Pull out every line in the data that has the string "JSON" in it.

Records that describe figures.
↓

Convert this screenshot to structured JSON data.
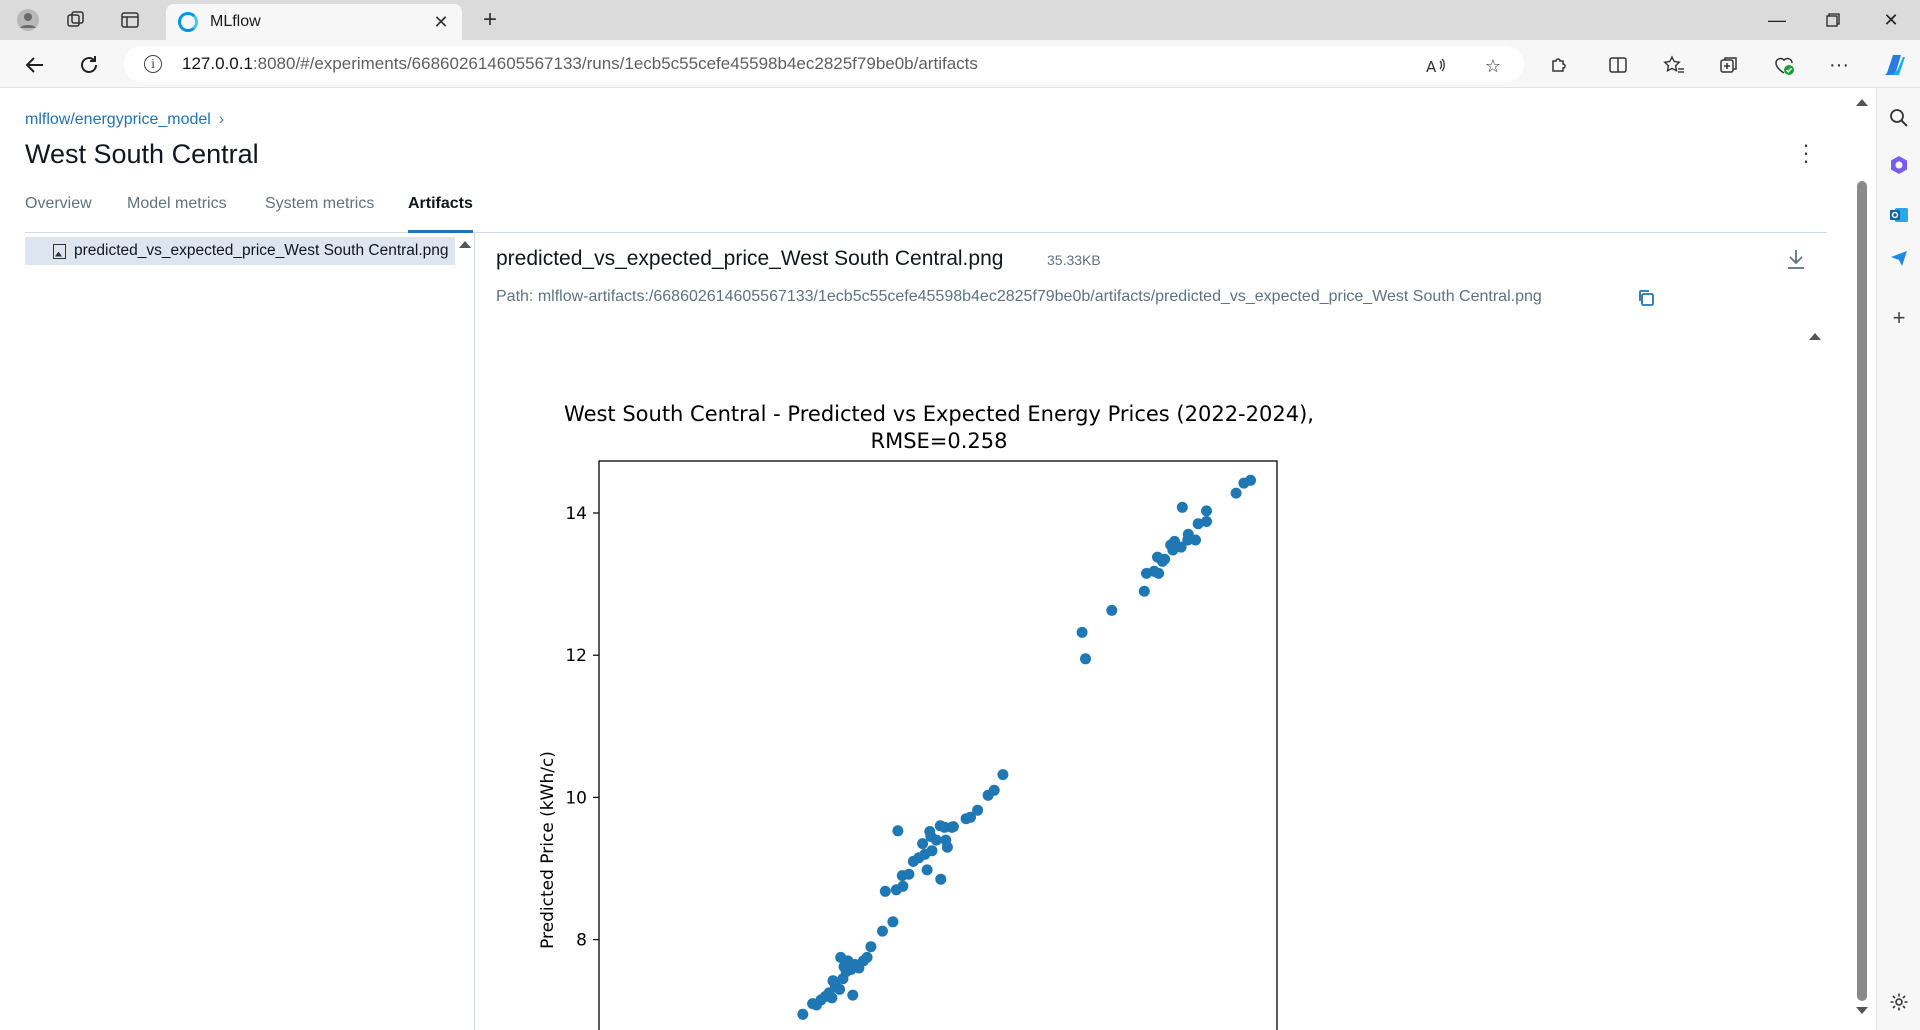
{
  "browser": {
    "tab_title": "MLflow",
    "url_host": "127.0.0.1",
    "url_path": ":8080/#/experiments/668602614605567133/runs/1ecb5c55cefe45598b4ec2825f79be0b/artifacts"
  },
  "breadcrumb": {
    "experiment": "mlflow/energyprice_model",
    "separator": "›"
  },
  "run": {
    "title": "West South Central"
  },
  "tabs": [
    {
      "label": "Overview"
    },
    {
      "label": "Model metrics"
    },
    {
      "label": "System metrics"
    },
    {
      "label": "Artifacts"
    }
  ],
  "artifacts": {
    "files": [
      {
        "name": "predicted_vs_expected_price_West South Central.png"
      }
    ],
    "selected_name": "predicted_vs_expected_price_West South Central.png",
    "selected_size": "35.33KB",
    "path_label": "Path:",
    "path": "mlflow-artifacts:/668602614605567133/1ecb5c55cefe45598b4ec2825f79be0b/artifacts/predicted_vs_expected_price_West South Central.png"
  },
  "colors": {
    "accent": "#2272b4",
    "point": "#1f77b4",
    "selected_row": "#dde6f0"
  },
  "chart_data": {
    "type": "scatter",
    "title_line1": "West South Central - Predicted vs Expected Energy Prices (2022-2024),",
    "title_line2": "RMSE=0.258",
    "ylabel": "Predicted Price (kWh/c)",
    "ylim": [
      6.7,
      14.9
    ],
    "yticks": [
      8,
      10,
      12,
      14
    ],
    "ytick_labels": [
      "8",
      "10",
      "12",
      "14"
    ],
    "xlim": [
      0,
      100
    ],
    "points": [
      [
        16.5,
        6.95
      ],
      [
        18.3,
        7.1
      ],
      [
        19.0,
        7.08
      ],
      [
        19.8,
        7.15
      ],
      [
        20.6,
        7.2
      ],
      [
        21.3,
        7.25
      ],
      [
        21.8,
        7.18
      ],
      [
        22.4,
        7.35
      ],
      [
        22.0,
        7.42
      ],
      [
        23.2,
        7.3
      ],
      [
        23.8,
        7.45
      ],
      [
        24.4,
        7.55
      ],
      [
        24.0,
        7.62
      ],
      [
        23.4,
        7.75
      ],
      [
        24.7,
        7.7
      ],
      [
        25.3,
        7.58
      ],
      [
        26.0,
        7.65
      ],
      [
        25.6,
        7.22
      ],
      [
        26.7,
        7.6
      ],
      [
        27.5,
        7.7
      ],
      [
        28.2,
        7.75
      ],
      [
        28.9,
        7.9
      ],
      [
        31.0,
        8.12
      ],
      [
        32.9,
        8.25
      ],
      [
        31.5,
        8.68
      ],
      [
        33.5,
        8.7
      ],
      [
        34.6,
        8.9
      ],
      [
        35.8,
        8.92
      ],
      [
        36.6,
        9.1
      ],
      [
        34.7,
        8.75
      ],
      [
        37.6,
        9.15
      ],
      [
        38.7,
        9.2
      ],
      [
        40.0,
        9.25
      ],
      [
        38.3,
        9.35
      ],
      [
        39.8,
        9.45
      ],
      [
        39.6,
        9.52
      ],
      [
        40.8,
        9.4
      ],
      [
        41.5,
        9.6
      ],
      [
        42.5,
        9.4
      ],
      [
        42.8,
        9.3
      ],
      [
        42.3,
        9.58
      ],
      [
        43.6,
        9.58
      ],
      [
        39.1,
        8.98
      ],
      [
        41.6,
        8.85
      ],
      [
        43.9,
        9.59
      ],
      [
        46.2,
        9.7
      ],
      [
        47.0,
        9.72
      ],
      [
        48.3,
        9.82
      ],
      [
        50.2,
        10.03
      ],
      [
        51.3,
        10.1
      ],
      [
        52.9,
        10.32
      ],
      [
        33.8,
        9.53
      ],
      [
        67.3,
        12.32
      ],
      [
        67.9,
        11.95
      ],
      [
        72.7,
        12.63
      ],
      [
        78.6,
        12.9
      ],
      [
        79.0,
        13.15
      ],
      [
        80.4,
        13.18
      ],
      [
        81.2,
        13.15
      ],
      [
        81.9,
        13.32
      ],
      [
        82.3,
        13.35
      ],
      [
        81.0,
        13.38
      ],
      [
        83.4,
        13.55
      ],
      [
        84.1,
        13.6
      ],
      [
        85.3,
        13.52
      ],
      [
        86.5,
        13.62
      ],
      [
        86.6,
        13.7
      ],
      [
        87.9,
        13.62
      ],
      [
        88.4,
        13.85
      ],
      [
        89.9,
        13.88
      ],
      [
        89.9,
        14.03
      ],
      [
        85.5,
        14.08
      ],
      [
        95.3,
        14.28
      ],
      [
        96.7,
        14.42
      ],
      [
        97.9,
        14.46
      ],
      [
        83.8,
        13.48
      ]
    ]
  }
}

↑
↓

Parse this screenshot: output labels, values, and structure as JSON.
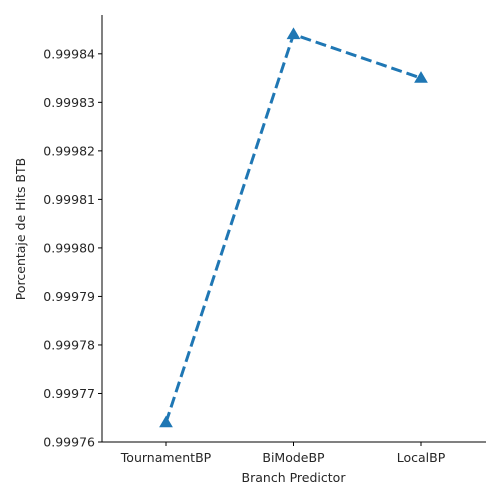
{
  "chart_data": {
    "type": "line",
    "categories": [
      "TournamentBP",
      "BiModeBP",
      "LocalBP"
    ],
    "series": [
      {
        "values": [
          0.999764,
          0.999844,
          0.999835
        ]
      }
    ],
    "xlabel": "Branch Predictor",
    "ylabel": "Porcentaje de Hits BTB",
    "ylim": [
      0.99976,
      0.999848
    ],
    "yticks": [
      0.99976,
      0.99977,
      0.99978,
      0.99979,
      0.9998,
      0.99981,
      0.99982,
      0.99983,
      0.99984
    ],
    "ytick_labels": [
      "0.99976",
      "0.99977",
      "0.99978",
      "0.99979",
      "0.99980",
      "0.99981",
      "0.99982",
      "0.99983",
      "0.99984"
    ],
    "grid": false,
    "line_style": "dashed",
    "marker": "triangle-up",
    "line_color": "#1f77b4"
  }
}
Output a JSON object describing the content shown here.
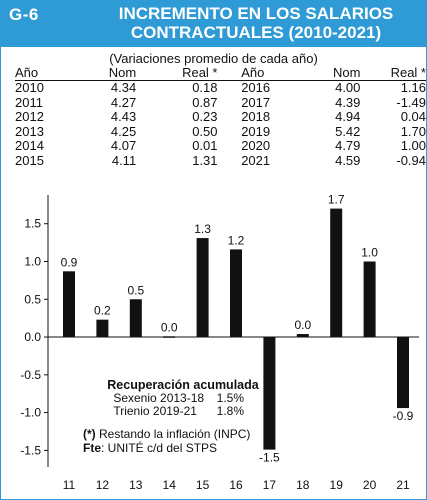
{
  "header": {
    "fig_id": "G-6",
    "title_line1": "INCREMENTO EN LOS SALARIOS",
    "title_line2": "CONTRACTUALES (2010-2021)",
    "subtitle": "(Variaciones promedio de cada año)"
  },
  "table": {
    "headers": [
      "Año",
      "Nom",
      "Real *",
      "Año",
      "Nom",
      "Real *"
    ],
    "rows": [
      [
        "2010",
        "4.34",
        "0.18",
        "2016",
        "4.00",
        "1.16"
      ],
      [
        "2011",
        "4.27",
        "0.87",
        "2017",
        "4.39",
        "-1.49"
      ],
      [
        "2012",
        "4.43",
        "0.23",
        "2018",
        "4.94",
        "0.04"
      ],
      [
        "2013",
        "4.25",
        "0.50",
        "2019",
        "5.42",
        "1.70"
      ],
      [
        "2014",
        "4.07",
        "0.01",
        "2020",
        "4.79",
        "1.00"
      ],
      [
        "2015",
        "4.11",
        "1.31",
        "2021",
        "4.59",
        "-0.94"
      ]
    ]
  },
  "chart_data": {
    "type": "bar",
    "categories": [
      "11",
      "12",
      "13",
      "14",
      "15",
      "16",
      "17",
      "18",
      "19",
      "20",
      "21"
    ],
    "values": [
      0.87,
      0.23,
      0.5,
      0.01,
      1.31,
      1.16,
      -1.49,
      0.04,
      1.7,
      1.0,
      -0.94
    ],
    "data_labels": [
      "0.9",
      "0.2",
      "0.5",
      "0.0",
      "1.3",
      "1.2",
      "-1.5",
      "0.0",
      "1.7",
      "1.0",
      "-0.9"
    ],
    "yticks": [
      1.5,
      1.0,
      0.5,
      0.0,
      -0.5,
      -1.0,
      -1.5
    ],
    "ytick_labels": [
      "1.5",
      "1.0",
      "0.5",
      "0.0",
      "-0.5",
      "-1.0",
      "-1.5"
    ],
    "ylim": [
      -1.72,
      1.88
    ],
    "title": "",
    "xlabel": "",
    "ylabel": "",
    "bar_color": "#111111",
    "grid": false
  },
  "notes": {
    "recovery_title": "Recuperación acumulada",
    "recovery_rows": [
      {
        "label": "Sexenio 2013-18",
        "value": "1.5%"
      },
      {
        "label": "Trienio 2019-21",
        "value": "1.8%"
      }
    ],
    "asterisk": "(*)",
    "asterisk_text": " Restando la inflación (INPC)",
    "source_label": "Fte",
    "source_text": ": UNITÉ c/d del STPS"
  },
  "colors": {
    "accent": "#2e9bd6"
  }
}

↑
↓

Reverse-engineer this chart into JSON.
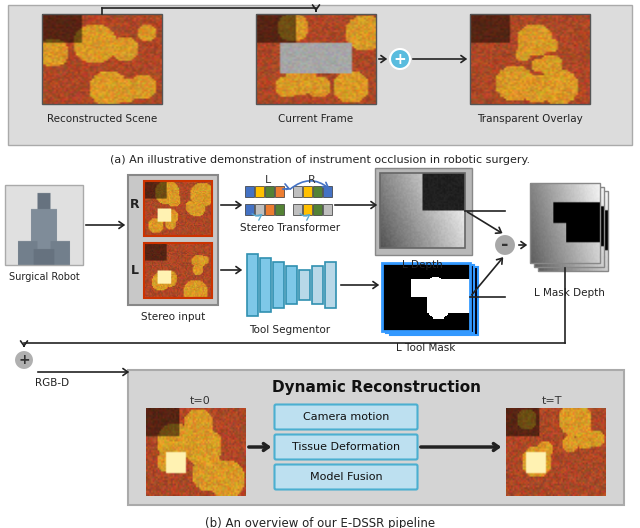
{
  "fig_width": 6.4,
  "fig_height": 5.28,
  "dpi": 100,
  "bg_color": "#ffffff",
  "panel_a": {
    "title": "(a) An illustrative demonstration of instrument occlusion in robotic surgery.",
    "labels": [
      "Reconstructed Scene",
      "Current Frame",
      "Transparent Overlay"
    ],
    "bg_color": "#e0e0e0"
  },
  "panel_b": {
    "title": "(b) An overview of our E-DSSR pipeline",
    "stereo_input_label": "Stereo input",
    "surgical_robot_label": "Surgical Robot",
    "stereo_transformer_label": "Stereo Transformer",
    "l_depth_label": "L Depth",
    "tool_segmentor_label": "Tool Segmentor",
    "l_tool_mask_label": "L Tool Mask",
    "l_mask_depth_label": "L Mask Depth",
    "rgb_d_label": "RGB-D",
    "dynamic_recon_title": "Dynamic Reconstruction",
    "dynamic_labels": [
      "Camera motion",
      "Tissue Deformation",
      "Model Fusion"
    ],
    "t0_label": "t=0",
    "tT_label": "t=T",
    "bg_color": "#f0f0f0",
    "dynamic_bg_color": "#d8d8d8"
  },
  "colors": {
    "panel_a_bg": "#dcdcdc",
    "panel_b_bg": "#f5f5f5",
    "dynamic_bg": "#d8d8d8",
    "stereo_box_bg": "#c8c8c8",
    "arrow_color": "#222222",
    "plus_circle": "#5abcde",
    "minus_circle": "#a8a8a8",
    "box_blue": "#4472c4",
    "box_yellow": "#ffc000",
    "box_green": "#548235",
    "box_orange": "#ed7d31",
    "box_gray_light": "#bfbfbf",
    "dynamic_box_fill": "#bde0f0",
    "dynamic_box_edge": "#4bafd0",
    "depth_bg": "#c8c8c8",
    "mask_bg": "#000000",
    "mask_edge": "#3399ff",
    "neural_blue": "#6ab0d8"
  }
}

↑

EXERCISE SOLUTION.
Convert this screenshot to structured JSON data.
Parse this screenshot: output labels, values, and structure as JSON.
Output a JSON object describing the content shown here.
Reverse-engineer this chart into JSON.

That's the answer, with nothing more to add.